• [GOAL]:
Go through the listing and return every line with "waves" in it.
»»
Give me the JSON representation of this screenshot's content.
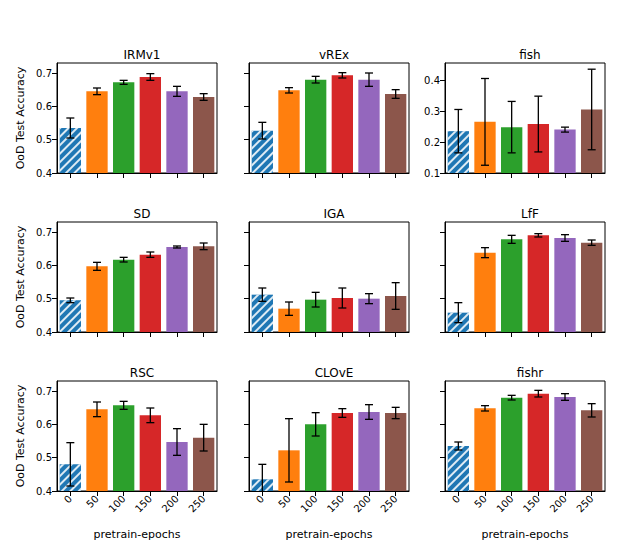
{
  "chart_data": [
    {
      "type": "bar",
      "title": "IRMv1",
      "y_label": "OoD Test Accuracy",
      "categories": [
        "0",
        "50",
        "100",
        "150",
        "200",
        "250"
      ],
      "values": [
        0.535,
        0.645,
        0.672,
        0.688,
        0.645,
        0.628
      ],
      "errors": [
        0.03,
        0.01,
        0.006,
        0.01,
        0.015,
        0.01
      ],
      "colors": [
        "#1f77b4",
        "#ff7f0e",
        "#2ca02c",
        "#d62728",
        "#9467bd",
        "#8c564b"
      ],
      "ylim": [
        0.4,
        0.73
      ],
      "yticks": [
        0.4,
        0.5,
        0.6,
        0.7
      ],
      "tick_labels": "y"
    },
    {
      "type": "bar",
      "title": "vREx",
      "categories": [
        "0",
        "50",
        "100",
        "150",
        "200",
        "250"
      ],
      "values": [
        0.527,
        0.648,
        0.68,
        0.693,
        0.68,
        0.637
      ],
      "errors": [
        0.025,
        0.008,
        0.01,
        0.008,
        0.02,
        0.013
      ],
      "colors": [
        "#1f77b4",
        "#ff7f0e",
        "#2ca02c",
        "#d62728",
        "#9467bd",
        "#8c564b"
      ],
      "ylim": [
        0.4,
        0.73
      ],
      "yticks": [
        0.4,
        0.5,
        0.6,
        0.7
      ],
      "tick_labels": false
    },
    {
      "type": "bar",
      "title": "fish",
      "categories": [
        "0",
        "50",
        "100",
        "150",
        "200",
        "250"
      ],
      "values": [
        0.235,
        0.265,
        0.248,
        0.258,
        0.24,
        0.305
      ],
      "errors": [
        0.07,
        0.14,
        0.083,
        0.09,
        0.008,
        0.13
      ],
      "colors": [
        "#1f77b4",
        "#ff7f0e",
        "#2ca02c",
        "#d62728",
        "#9467bd",
        "#8c564b"
      ],
      "ylim": [
        0.1,
        0.455
      ],
      "yticks": [
        0.1,
        0.2,
        0.3,
        0.4
      ],
      "tick_labels": "y"
    },
    {
      "type": "bar",
      "title": "SD",
      "y_label": "OoD Test Accuracy",
      "categories": [
        "0",
        "50",
        "100",
        "150",
        "200",
        "250"
      ],
      "values": [
        0.495,
        0.597,
        0.617,
        0.632,
        0.655,
        0.657
      ],
      "errors": [
        0.007,
        0.012,
        0.007,
        0.008,
        0.003,
        0.01
      ],
      "colors": [
        "#1f77b4",
        "#ff7f0e",
        "#2ca02c",
        "#d62728",
        "#9467bd",
        "#8c564b"
      ],
      "ylim": [
        0.4,
        0.73
      ],
      "yticks": [
        0.4,
        0.5,
        0.6,
        0.7
      ],
      "tick_labels": "y"
    },
    {
      "type": "bar",
      "title": "IGA",
      "categories": [
        "0",
        "50",
        "100",
        "150",
        "200",
        "250"
      ],
      "values": [
        0.512,
        0.47,
        0.497,
        0.502,
        0.5,
        0.508
      ],
      "errors": [
        0.02,
        0.02,
        0.022,
        0.03,
        0.015,
        0.04
      ],
      "colors": [
        "#1f77b4",
        "#ff7f0e",
        "#2ca02c",
        "#d62728",
        "#9467bd",
        "#8c564b"
      ],
      "ylim": [
        0.4,
        0.73
      ],
      "yticks": [
        0.4,
        0.5,
        0.6,
        0.7
      ],
      "tick_labels": false
    },
    {
      "type": "bar",
      "title": "LfF",
      "categories": [
        "0",
        "50",
        "100",
        "150",
        "200",
        "250"
      ],
      "values": [
        0.458,
        0.638,
        0.678,
        0.69,
        0.682,
        0.668
      ],
      "errors": [
        0.03,
        0.015,
        0.012,
        0.005,
        0.01,
        0.008
      ],
      "colors": [
        "#1f77b4",
        "#ff7f0e",
        "#2ca02c",
        "#d62728",
        "#9467bd",
        "#8c564b"
      ],
      "ylim": [
        0.4,
        0.73
      ],
      "yticks": [
        0.4,
        0.5,
        0.6,
        0.7
      ],
      "tick_labels": false
    },
    {
      "type": "bar",
      "title": "RSC",
      "y_label": "OoD Test Accuracy",
      "x_label": "pretrain-epochs",
      "categories": [
        "0",
        "50",
        "100",
        "150",
        "200",
        "250"
      ],
      "values": [
        0.48,
        0.645,
        0.657,
        0.627,
        0.547,
        0.56
      ],
      "errors": [
        0.065,
        0.022,
        0.012,
        0.022,
        0.04,
        0.04
      ],
      "colors": [
        "#1f77b4",
        "#ff7f0e",
        "#2ca02c",
        "#d62728",
        "#9467bd",
        "#8c564b"
      ],
      "ylim": [
        0.4,
        0.73
      ],
      "yticks": [
        0.4,
        0.5,
        0.6,
        0.7
      ]
    },
    {
      "type": "bar",
      "title": "CLOvE",
      "x_label": "pretrain-epochs",
      "categories": [
        "0",
        "50",
        "100",
        "150",
        "200",
        "250"
      ],
      "values": [
        0.435,
        0.522,
        0.6,
        0.634,
        0.637,
        0.634
      ],
      "errors": [
        0.045,
        0.095,
        0.035,
        0.013,
        0.022,
        0.017
      ],
      "colors": [
        "#1f77b4",
        "#ff7f0e",
        "#2ca02c",
        "#d62728",
        "#9467bd",
        "#8c564b"
      ],
      "ylim": [
        0.4,
        0.73
      ],
      "yticks": [
        0.4,
        0.5,
        0.6,
        0.7
      ],
      "tick_labels": "x"
    },
    {
      "type": "bar",
      "title": "fishr",
      "x_label": "pretrain-epochs",
      "categories": [
        "0",
        "50",
        "100",
        "150",
        "200",
        "250"
      ],
      "values": [
        0.535,
        0.648,
        0.68,
        0.692,
        0.682,
        0.642
      ],
      "errors": [
        0.012,
        0.008,
        0.007,
        0.01,
        0.01,
        0.02
      ],
      "colors": [
        "#1f77b4",
        "#ff7f0e",
        "#2ca02c",
        "#d62728",
        "#9467bd",
        "#8c564b"
      ],
      "ylim": [
        0.4,
        0.73
      ],
      "yticks": [
        0.4,
        0.5,
        0.6,
        0.7
      ],
      "tick_labels": "x"
    }
  ]
}
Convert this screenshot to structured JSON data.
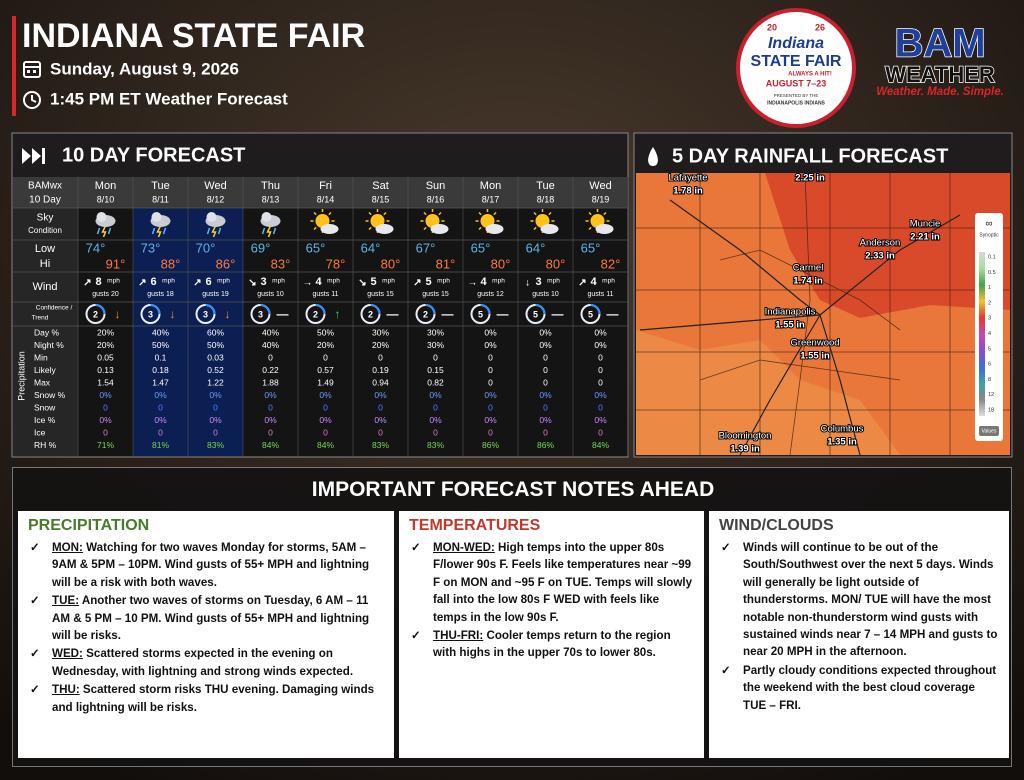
{
  "header": {
    "title": "INDIANA STATE FAIR",
    "date": "Sunday, August 9, 2026",
    "time": "1:45 PM ET Weather Forecast"
  },
  "fair_logo": {
    "year_left": "20",
    "year_right": "26",
    "name": "Indiana",
    "subtitle": "STATE FAIR",
    "tagline": "ALWAYS A HIT!",
    "dates": "AUGUST 7–23",
    "presented": "PRESENTED BY THE",
    "sponsor": "INDIANAPOLIS INDIANS"
  },
  "bam_logo": {
    "name": "BAM",
    "sub": "WEATHER",
    "slogan": "Weather. Made. Simple."
  },
  "forecast": {
    "title": "10 DAY FORECAST",
    "labels": {
      "brand": "BAMwx",
      "range": "10 Day",
      "sky": "Sky",
      "condition": "Condition",
      "low": "Low",
      "hi": "Hi",
      "wind": "Wind",
      "confidence": "Confidence /",
      "trend": "Trend",
      "precip": "Precipitation",
      "day_pct": "Day %",
      "night_pct": "Night %",
      "min": "Min",
      "likely": "Likely",
      "max": "Max",
      "snow_pct": "Snow %",
      "snow": "Snow",
      "ice_pct": "Ice %",
      "ice": "Ice",
      "rh": "RH %"
    },
    "days": [
      {
        "day": "Mon",
        "date": "8/10",
        "low": "74°",
        "hi": "91°",
        "dir": "↗",
        "wind": "8",
        "unit": "mph",
        "gusts": "gusts 20",
        "conf": "2",
        "trend": "↓",
        "day_pct": "20%",
        "night_pct": "20%",
        "min": "0.05",
        "likely": "0.13",
        "max": "1.54",
        "snow_pct": "0%",
        "snow": "0",
        "ice_pct": "0%",
        "ice": "0",
        "rh": "71%"
      },
      {
        "day": "Tue",
        "date": "8/11",
        "low": "73°",
        "hi": "88°",
        "dir": "↗",
        "wind": "6",
        "unit": "mph",
        "gusts": "gusts 18",
        "conf": "3",
        "trend": "↓",
        "day_pct": "40%",
        "night_pct": "50%",
        "min": "0.1",
        "likely": "0.18",
        "max": "1.47",
        "snow_pct": "0%",
        "snow": "0",
        "ice_pct": "0%",
        "ice": "0",
        "rh": "81%"
      },
      {
        "day": "Wed",
        "date": "8/12",
        "low": "70°",
        "hi": "86°",
        "dir": "↗",
        "wind": "6",
        "unit": "mph",
        "gusts": "gusts 19",
        "conf": "3",
        "trend": "↓",
        "day_pct": "60%",
        "night_pct": "50%",
        "min": "0.03",
        "likely": "0.52",
        "max": "1.22",
        "snow_pct": "0%",
        "snow": "0",
        "ice_pct": "0%",
        "ice": "0",
        "rh": "83%"
      },
      {
        "day": "Thu",
        "date": "8/13",
        "low": "69°",
        "hi": "83°",
        "dir": "↘",
        "wind": "3",
        "unit": "mph",
        "gusts": "gusts 10",
        "conf": "3",
        "trend": "—",
        "day_pct": "40%",
        "night_pct": "40%",
        "min": "0",
        "likely": "0.22",
        "max": "1.88",
        "snow_pct": "0%",
        "snow": "0",
        "ice_pct": "0%",
        "ice": "0",
        "rh": "84%"
      },
      {
        "day": "Fri",
        "date": "8/14",
        "low": "65°",
        "hi": "78°",
        "dir": "→",
        "wind": "4",
        "unit": "mph",
        "gusts": "gusts 11",
        "conf": "2",
        "trend": "↑",
        "day_pct": "50%",
        "night_pct": "20%",
        "min": "0",
        "likely": "0.57",
        "max": "1.49",
        "snow_pct": "0%",
        "snow": "0",
        "ice_pct": "0%",
        "ice": "0",
        "rh": "84%"
      },
      {
        "day": "Sat",
        "date": "8/15",
        "low": "64°",
        "hi": "80°",
        "dir": "↘",
        "wind": "5",
        "unit": "mph",
        "gusts": "gusts 15",
        "conf": "2",
        "trend": "—",
        "day_pct": "30%",
        "night_pct": "20%",
        "min": "0",
        "likely": "0.19",
        "max": "0.94",
        "snow_pct": "0%",
        "snow": "0",
        "ice_pct": "0%",
        "ice": "0",
        "rh": "83%"
      },
      {
        "day": "Sun",
        "date": "8/16",
        "low": "67°",
        "hi": "81°",
        "dir": "↗",
        "wind": "5",
        "unit": "mph",
        "gusts": "gusts 15",
        "conf": "2",
        "trend": "—",
        "day_pct": "30%",
        "night_pct": "30%",
        "min": "0",
        "likely": "0.15",
        "max": "0.82",
        "snow_pct": "0%",
        "snow": "0",
        "ice_pct": "0%",
        "ice": "0",
        "rh": "83%"
      },
      {
        "day": "Mon",
        "date": "8/17",
        "low": "65°",
        "hi": "80°",
        "dir": "→",
        "wind": "4",
        "unit": "mph",
        "gusts": "gusts 12",
        "conf": "5",
        "trend": "—",
        "day_pct": "0%",
        "night_pct": "0%",
        "min": "0",
        "likely": "0",
        "max": "0",
        "snow_pct": "0%",
        "snow": "0",
        "ice_pct": "0%",
        "ice": "0",
        "rh": "86%"
      },
      {
        "day": "Tue",
        "date": "8/18",
        "low": "64°",
        "hi": "80°",
        "dir": "↓",
        "wind": "3",
        "unit": "mph",
        "gusts": "gusts 10",
        "conf": "5",
        "trend": "—",
        "day_pct": "0%",
        "night_pct": "0%",
        "min": "0",
        "likely": "0",
        "max": "0",
        "snow_pct": "0%",
        "snow": "0",
        "ice_pct": "0%",
        "ice": "0",
        "rh": "86%"
      },
      {
        "day": "Wed",
        "date": "8/19",
        "low": "65°",
        "hi": "82°",
        "dir": "↗",
        "wind": "4",
        "unit": "mph",
        "gusts": "gusts 11",
        "conf": "5",
        "trend": "—",
        "day_pct": "0%",
        "night_pct": "0%",
        "min": "0",
        "likely": "0",
        "max": "0",
        "snow_pct": "0%",
        "snow": "0",
        "ice_pct": "0%",
        "ice": "0",
        "rh": "84%"
      }
    ]
  },
  "rainfall": {
    "title": "5 DAY RAINFALL FORECAST",
    "cities": [
      {
        "name": "Lafayette",
        "value": "1.78 in"
      },
      {
        "value": "2.25 in"
      },
      {
        "name": "Muncie",
        "value": "2.21 in"
      },
      {
        "name": "Anderson",
        "value": "2.33 in"
      },
      {
        "name": "Carmel",
        "value": "1.74 in"
      },
      {
        "name": "Indianapolis",
        "value": "1.55 in"
      },
      {
        "name": "Greenwood",
        "value": "1.55 in"
      },
      {
        "name": "Bloomington",
        "value": "1.39 in"
      },
      {
        "name": "Columbus",
        "value": "1.35 in"
      }
    ],
    "legend": {
      "title": "Synoptic",
      "labels": [
        "0.1",
        "0.5",
        "1",
        "2",
        "3",
        "4",
        "5",
        "6",
        "8",
        "12",
        "18"
      ],
      "button": "Values"
    }
  },
  "notes": {
    "title": "IMPORTANT FORECAST NOTES AHEAD",
    "sections": [
      {
        "heading": "PRECIPITATION",
        "items": [
          {
            "label": "MON:",
            "text": " Watching for two waves Monday for storms, 5AM – 9AM & 5PM – 10PM. Wind gusts of 55+ MPH and lightning will be a risk with both waves."
          },
          {
            "label": "TUE:",
            "text": " Another two waves of storms on Tuesday, 6 AM – 11 AM & 5 PM – 10 PM. Wind gusts of 55+ MPH and lightning will be risks."
          },
          {
            "label": "WED:",
            "text": " Scattered storms expected in the evening on Wednesday, with lightning and strong winds expected."
          },
          {
            "label": "THU:",
            "text": " Scattered storm risks THU evening. Damaging winds and lightning will be risks."
          }
        ]
      },
      {
        "heading": "TEMPERATURES",
        "items": [
          {
            "label": "MON-WED:",
            "text": " High temps into the upper 80s F/lower 90s F. Feels like temperatures near ~99 F on MON and ~95 F on TUE. Temps will slowly fall into the low 80s F WED with feels like temps in the low 90s F."
          },
          {
            "label": "THU-FRI:",
            "text": " Cooler temps return to the region with highs in the upper 70s to lower 80s."
          }
        ]
      },
      {
        "heading": "WIND/CLOUDS",
        "items": [
          {
            "text": "Winds will continue to be out of the South/Southwest over the next 5 days. Winds will generally be light outside of thunderstorms.  MON/ TUE will have the most notable non-thunderstorm wind gusts with sustained winds near 7 – 14 MPH and gusts to near 20 MPH in the afternoon."
          },
          {
            "text": "Partly cloudy conditions expected throughout the weekend with the best cloud coverage TUE – FRI."
          }
        ]
      }
    ]
  }
}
««
• [RESULT]:
            "text": " Watching for two waves Monday for storms, 5AM – 9AM & 5PM – 10PM. Wind gusts of 55+ MPH and lightning will be a risk with both waves."
            "text": " Another two waves of storms on Tuesday, 6 AM – 11 AM & 5 PM – 10 PM. Wind gusts of 55+ MPH and lightning will be risks."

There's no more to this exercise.